# [Exercise]
A line counts if it contains the word "name" at least once. State how many such lines the records contain, giving the number alone.

===== Record list =====

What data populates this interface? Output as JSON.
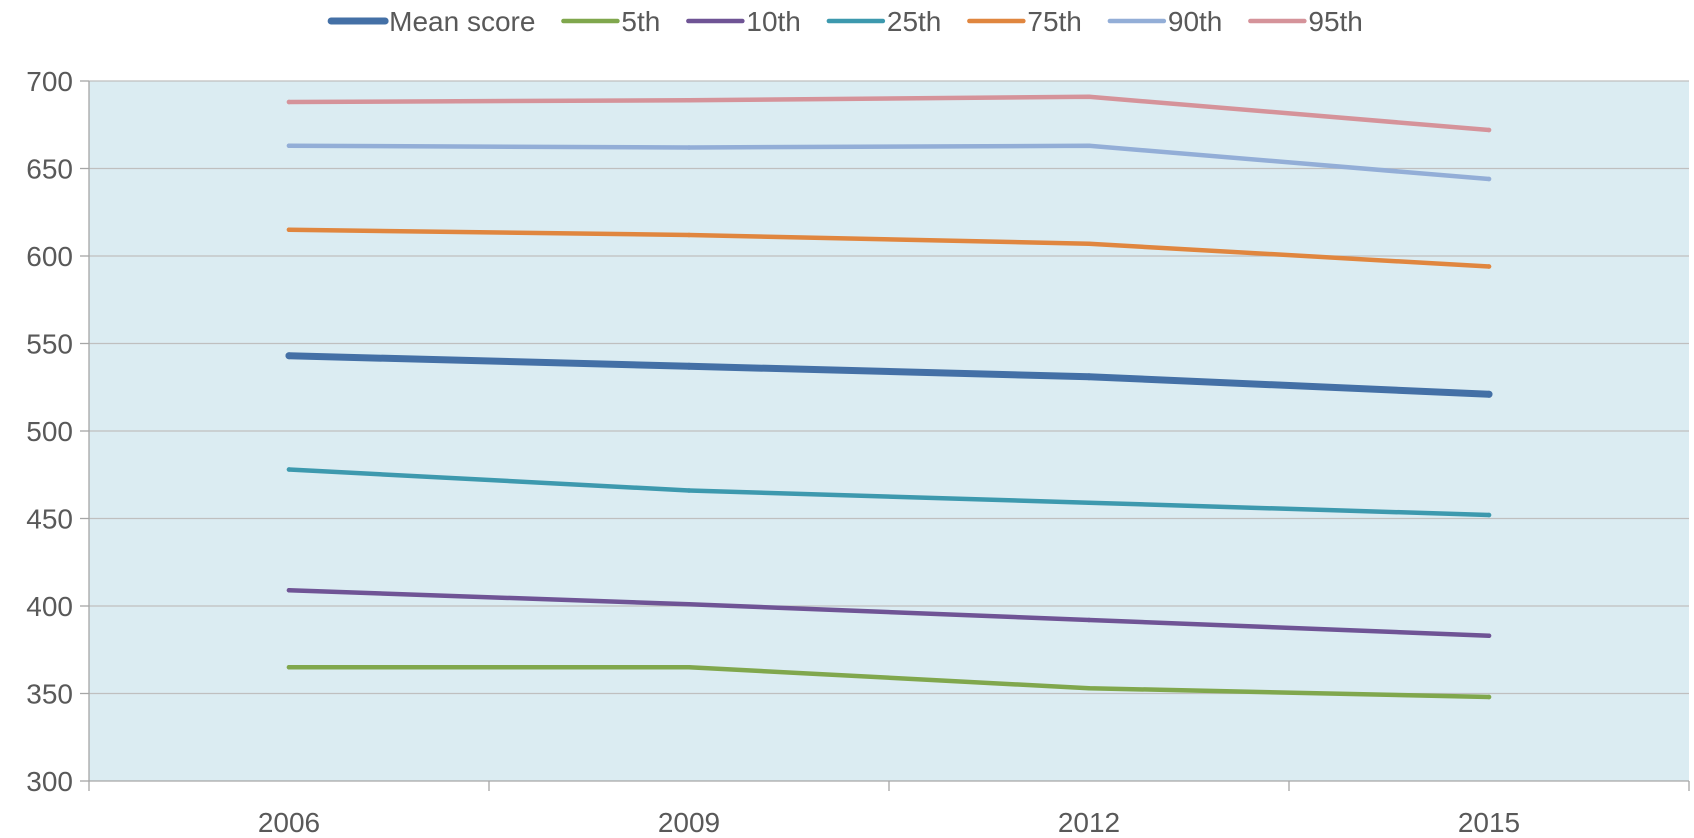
{
  "chart_data": {
    "type": "line",
    "categories": [
      "2006",
      "2009",
      "2012",
      "2015"
    ],
    "ylim": [
      300,
      700
    ],
    "yticks": [
      300,
      350,
      400,
      450,
      500,
      550,
      600,
      650,
      700
    ],
    "grid": true,
    "legend_position": "top",
    "plot_background": "#DBECF2",
    "series": [
      {
        "name": "Mean score",
        "color": "#4470A6",
        "values": [
          543,
          537,
          531,
          521
        ],
        "emphasis": true
      },
      {
        "name": "5th",
        "color": "#80A74D",
        "values": [
          365,
          365,
          353,
          348
        ]
      },
      {
        "name": "10th",
        "color": "#6F5495",
        "values": [
          409,
          401,
          392,
          383
        ]
      },
      {
        "name": "25th",
        "color": "#3D99AE",
        "values": [
          478,
          466,
          459,
          452
        ]
      },
      {
        "name": "75th",
        "color": "#E0863F",
        "values": [
          615,
          612,
          607,
          594
        ]
      },
      {
        "name": "90th",
        "color": "#93AED7",
        "values": [
          663,
          662,
          663,
          644
        ]
      },
      {
        "name": "95th",
        "color": "#D5939A",
        "values": [
          688,
          689,
          691,
          672
        ]
      }
    ]
  }
}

=====

# [Written response]
7